§ **TASK INSTRUCTIONS**
Can you transcribe every entry word for word, skipping the images?

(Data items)
++++++++++

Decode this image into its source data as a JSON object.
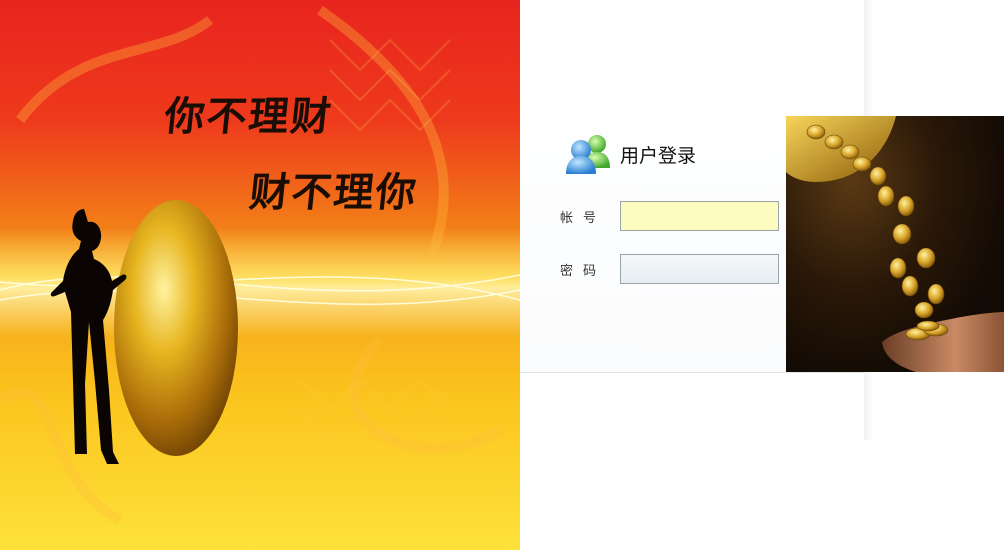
{
  "banner": {
    "slogan_line1": "你不理财",
    "slogan_line2": "财不理你"
  },
  "login": {
    "title": "用户登录",
    "account_label": "帐号",
    "password_label": "密码",
    "account_value": "",
    "password_value": ""
  },
  "icons": {
    "users": "users-icon"
  },
  "colors": {
    "banner_top": "#e8241e",
    "banner_bottom": "#fde23a",
    "account_input_bg": "#fdfcc0",
    "password_input_bg": "#e7eef2"
  }
}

++++++++++

§ **THE RESULT**
Decode this image into its source data as a JSON object.
{
  "banner": {
    "slogan_line1": "你不理财",
    "slogan_line2": "财不理你"
  },
  "login": {
    "title": "用户登录",
    "account_label": "帐号",
    "password_label": "密码",
    "account_value": "",
    "password_value": ""
  },
  "icons": {
    "users": "users-icon"
  },
  "colors": {
    "banner_top": "#e8241e",
    "banner_bottom": "#fde23a",
    "account_input_bg": "#fdfcc0",
    "password_input_bg": "#e7eef2"
  }
}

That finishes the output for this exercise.